_To be done_
Retype the records that come next, word for word.

_Given entries_
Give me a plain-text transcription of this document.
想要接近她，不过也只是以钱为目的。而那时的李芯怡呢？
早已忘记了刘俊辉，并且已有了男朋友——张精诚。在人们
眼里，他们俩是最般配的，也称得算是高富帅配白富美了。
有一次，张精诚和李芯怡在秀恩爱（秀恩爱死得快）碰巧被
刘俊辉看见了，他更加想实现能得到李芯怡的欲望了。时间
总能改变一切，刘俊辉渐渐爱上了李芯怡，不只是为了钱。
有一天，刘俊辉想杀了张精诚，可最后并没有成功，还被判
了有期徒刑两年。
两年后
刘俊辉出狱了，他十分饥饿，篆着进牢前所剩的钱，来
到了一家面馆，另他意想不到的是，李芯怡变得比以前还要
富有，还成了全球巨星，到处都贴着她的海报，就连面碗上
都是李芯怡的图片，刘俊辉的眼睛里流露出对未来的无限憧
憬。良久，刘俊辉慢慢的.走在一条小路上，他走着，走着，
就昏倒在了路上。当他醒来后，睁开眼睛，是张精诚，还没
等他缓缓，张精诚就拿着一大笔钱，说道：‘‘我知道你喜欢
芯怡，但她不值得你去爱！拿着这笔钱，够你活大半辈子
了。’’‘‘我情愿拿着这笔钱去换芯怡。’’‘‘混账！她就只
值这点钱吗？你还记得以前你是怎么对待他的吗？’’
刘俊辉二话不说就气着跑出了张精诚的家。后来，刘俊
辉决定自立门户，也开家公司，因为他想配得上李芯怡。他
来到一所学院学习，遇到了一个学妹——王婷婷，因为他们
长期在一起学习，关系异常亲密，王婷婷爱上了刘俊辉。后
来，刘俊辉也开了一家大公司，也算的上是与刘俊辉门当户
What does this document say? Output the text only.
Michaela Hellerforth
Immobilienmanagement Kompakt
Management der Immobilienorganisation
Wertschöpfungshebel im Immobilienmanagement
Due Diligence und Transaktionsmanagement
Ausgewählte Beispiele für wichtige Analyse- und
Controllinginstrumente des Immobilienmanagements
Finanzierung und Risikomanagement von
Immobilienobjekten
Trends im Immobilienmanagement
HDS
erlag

_Written solution_
Give me a plain-text transcription of this document.
想要接近她，不过也只是以钱为目的。而那时的李芯怡呢？
早已忘记了刘俊辉，并且已有了男朋友——张精诚。在人们
眼里，他们俩是最般配的，也称得算是高富帅配白富美了。
有一次，张精诚和李芯怡在秀恩爱（秀恩爱死得快）碰巧被
刘俊辉看见了，他更加想实现能得到李芯怡的欲望了。时间
总能改变一切，刘俊辉渐渐爱上了李芯怡，不只是为了钱。
有一天，刘俊辉想杀了张精诚，可最后并没有成功，还被判
了有期徒刑两年。
两年后
刘俊辉出狱了，他十分饥饿，篆着进牢前所剩的钱，来
到了一家面馆，另他意想不到的是，李芯怡变得比以前还要
富有，还成了全球巨星，到处都贴着她的海报，就连面碗上
都是李芯怡的图片，刘俊辉的眼睛里流露出对未来的无限憧
憬。良久，刘俊辉慢慢的.走在一条小路上，他走着，走着，
就昏倒在了路上。当他醒来后，睁开眼睛，是张精诚，还没
等他缓缓，张精诚就拿着一大笔钱，说道：‘‘我知道你喜欢
芯怡，但她不值得你去爱！拿着这笔钱，够你活大半辈子
了。’’‘‘我情愿拿着这笔钱去换芯怡。’’‘‘混账！她就只
值这点钱吗？你还记得以前你是怎么对待他的吗？’’
刘俊辉二话不说就气着跑出了张精诚的家。后来，刘俊
辉决定自立门户，也开家公司，因为他想配得上李芯怡。他
来到一所学院学习，遇到了一个学妹——王婷婷，因为他们
长期在一起学习，关系异常亲密，王婷婷爱上了刘俊辉。后
来，刘俊辉也开了一家大公司，也算的上是与刘俊辉门当户
What does this document say? Output the text only.
Michaela Hellerforth
Immobilienmanagement Kompakt
Management der Immobilienorganisation
Wertschöpfungshebel im Immobilienmanagement
Due Diligence und Transaktionsmanagement
Ausgewählte Beispiele für wichtige Analyse- und
Controllinginstrumente des Immobilienmanagements
Finanzierung und Risikomanagement von
Immobilienobjekten
Trends im Immobilienmanagement
HDS
erlag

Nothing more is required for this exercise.